**Your goal**.
Pick out every line of the entries below where "title" occurs, and copy those lines.

**Dataset records**.

▼

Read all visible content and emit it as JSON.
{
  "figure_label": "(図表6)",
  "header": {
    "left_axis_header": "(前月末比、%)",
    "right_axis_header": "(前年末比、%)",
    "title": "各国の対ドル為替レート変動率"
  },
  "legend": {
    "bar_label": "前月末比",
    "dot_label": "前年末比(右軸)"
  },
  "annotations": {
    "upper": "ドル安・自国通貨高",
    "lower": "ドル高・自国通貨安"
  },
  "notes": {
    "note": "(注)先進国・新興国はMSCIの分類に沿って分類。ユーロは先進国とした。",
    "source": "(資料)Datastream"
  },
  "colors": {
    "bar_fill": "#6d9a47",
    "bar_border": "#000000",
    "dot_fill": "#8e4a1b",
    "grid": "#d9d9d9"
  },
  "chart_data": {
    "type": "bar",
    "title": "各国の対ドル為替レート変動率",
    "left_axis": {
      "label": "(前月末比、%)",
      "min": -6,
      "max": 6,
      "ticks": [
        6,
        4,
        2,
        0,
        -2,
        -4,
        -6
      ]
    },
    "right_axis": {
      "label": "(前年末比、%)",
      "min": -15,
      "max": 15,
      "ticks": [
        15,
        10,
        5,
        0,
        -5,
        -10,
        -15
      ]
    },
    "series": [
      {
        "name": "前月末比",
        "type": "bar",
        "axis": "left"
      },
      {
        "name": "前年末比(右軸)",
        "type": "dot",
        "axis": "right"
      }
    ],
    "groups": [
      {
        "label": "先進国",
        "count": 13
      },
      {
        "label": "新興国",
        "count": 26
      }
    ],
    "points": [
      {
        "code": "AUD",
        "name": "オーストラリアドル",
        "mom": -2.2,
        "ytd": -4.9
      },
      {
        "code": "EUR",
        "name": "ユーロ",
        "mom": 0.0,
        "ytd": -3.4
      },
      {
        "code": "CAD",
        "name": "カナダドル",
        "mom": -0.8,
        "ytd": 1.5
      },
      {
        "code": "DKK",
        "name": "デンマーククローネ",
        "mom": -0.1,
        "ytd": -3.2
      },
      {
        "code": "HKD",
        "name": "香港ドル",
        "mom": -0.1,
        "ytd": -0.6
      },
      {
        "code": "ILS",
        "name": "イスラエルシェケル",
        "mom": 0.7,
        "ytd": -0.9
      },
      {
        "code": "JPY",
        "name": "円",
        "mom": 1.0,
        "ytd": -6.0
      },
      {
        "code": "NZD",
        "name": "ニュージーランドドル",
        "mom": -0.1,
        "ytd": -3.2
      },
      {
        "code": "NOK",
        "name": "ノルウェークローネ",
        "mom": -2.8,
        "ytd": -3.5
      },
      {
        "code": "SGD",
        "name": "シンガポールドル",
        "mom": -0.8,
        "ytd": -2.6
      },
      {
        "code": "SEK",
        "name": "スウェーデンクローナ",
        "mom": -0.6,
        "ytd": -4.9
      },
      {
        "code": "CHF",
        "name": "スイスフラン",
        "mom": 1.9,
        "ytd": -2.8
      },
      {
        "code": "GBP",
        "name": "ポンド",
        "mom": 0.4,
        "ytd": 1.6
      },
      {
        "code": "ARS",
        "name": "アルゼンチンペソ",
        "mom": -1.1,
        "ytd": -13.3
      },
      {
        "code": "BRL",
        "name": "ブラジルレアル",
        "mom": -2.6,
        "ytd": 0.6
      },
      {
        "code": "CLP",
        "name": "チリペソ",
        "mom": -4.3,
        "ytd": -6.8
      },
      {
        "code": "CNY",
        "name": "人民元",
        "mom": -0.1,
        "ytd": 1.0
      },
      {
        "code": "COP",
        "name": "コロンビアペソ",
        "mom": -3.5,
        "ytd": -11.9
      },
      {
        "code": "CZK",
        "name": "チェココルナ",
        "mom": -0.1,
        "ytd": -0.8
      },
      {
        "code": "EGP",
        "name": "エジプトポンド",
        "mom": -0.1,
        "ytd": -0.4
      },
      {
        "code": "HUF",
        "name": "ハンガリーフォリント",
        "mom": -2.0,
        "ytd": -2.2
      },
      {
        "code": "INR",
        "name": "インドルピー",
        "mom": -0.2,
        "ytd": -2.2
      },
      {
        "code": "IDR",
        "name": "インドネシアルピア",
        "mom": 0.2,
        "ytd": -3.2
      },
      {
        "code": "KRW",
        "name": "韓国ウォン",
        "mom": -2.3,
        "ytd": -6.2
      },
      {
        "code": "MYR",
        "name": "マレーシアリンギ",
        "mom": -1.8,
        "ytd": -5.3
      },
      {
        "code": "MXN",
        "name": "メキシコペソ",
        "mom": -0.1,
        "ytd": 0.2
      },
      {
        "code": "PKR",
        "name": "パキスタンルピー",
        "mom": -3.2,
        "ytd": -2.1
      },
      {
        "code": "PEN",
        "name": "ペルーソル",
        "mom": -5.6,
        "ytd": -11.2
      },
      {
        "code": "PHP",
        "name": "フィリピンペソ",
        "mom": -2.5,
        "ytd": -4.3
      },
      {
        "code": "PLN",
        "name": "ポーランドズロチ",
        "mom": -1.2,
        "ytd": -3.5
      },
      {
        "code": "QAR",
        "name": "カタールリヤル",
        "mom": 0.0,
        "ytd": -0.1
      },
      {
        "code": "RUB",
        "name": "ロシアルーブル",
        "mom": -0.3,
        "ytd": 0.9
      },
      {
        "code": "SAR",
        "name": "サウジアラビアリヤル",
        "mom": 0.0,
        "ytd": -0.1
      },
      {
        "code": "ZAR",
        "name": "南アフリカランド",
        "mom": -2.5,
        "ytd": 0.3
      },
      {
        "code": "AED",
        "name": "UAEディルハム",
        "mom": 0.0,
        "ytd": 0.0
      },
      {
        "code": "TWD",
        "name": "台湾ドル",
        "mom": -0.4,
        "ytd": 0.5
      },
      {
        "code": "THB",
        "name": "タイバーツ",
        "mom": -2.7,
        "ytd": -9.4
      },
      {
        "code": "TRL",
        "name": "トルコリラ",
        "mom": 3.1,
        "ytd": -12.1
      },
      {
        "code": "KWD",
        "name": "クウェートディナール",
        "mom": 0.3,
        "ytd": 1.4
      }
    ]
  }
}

▲

**Written solution**.
    "title": "各国の対ドル為替レート変動率"
    "title": "各国の対ドル為替レート変動率",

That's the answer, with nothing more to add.